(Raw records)
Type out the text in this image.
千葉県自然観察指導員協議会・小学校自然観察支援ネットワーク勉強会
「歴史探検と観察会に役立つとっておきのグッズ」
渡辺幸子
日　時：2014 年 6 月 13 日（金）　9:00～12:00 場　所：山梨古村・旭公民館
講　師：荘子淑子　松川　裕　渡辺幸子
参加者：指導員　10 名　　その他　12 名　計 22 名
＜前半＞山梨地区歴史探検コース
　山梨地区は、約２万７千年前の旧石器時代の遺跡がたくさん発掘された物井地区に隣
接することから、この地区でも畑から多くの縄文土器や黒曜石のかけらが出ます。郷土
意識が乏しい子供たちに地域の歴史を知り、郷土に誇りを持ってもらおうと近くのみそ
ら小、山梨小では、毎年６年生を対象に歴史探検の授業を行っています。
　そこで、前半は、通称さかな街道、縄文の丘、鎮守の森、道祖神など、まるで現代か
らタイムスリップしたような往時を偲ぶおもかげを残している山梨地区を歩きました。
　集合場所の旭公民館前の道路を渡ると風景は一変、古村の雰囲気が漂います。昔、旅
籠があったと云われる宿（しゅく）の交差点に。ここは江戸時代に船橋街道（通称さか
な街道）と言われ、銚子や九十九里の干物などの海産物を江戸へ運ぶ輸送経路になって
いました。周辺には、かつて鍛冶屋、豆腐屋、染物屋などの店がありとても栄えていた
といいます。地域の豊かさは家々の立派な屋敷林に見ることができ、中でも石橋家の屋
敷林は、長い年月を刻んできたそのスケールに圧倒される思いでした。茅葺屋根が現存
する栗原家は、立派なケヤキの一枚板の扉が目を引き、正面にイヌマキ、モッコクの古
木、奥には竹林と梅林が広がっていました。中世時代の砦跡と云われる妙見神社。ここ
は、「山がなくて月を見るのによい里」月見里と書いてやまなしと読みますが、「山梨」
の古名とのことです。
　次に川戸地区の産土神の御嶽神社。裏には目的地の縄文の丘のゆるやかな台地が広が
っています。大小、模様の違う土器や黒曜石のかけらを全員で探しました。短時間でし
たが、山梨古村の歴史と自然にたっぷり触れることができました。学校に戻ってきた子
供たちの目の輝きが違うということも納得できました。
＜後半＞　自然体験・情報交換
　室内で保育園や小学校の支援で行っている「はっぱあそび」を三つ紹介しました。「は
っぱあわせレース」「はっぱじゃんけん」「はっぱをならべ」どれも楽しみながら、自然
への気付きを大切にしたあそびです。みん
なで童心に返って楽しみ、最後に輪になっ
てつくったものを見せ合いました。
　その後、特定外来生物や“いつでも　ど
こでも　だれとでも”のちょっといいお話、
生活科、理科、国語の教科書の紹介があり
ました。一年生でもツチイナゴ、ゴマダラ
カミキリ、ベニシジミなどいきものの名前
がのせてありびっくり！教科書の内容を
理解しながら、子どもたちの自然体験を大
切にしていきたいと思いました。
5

| SET PROBLEM |
Repeat every record, exactly as written.

| RESULT OF THE EXERCISE |
Type out the text in this image.
千葉県自然観察指導員協議会・小学校自然観察支援ネットワーク勉強会
「歴史探検と観察会に役立つとっておきのグッズ」
渡辺幸子
日　時：2014 年 6 月 13 日（金）　9:00～12:00 場　所：山梨古村・旭公民館
講　師：荘子淑子　松川　裕　渡辺幸子
参加者：指導員　10 名　　その他　12 名　計 22 名
＜前半＞山梨地区歴史探検コース
　山梨地区は、約２万７千年前の旧石器時代の遺跡がたくさん発掘された物井地区に隣
接することから、この地区でも畑から多くの縄文土器や黒曜石のかけらが出ます。郷土
意識が乏しい子供たちに地域の歴史を知り、郷土に誇りを持ってもらおうと近くのみそ
ら小、山梨小では、毎年６年生を対象に歴史探検の授業を行っています。
　そこで、前半は、通称さかな街道、縄文の丘、鎮守の森、道祖神など、まるで現代か
らタイムスリップしたような往時を偲ぶおもかげを残している山梨地区を歩きました。
　集合場所の旭公民館前の道路を渡ると風景は一変、古村の雰囲気が漂います。昔、旅
籠があったと云われる宿（しゅく）の交差点に。ここは江戸時代に船橋街道（通称さか
な街道）と言われ、銚子や九十九里の干物などの海産物を江戸へ運ぶ輸送経路になって
いました。周辺には、かつて鍛冶屋、豆腐屋、染物屋などの店がありとても栄えていた
といいます。地域の豊かさは家々の立派な屋敷林に見ることができ、中でも石橋家の屋
敷林は、長い年月を刻んできたそのスケールに圧倒される思いでした。茅葺屋根が現存
する栗原家は、立派なケヤキの一枚板の扉が目を引き、正面にイヌマキ、モッコクの古
木、奥には竹林と梅林が広がっていました。中世時代の砦跡と云われる妙見神社。ここ
は、「山がなくて月を見るのによい里」月見里と書いてやまなしと読みますが、「山梨」
の古名とのことです。
　次に川戸地区の産土神の御嶽神社。裏には目的地の縄文の丘のゆるやかな台地が広が
っています。大小、模様の違う土器や黒曜石のかけらを全員で探しました。短時間でし
たが、山梨古村の歴史と自然にたっぷり触れることができました。学校に戻ってきた子
供たちの目の輝きが違うということも納得できました。
＜後半＞　自然体験・情報交換
　室内で保育園や小学校の支援で行っている「はっぱあそび」を三つ紹介しました。「は
っぱあわせレース」「はっぱじゃんけん」「はっぱをならべ」どれも楽しみながら、自然
への気付きを大切にしたあそびです。みん
なで童心に返って楽しみ、最後に輪になっ
てつくったものを見せ合いました。
　その後、特定外来生物や“いつでも　ど
こでも　だれとでも”のちょっといいお話、
生活科、理科、国語の教科書の紹介があり
ました。一年生でもツチイナゴ、ゴマダラ
カミキリ、ベニシジミなどいきものの名前
がのせてありびっくり！教科書の内容を
理解しながら、子どもたちの自然体験を大
切にしていきたいと思いました。
5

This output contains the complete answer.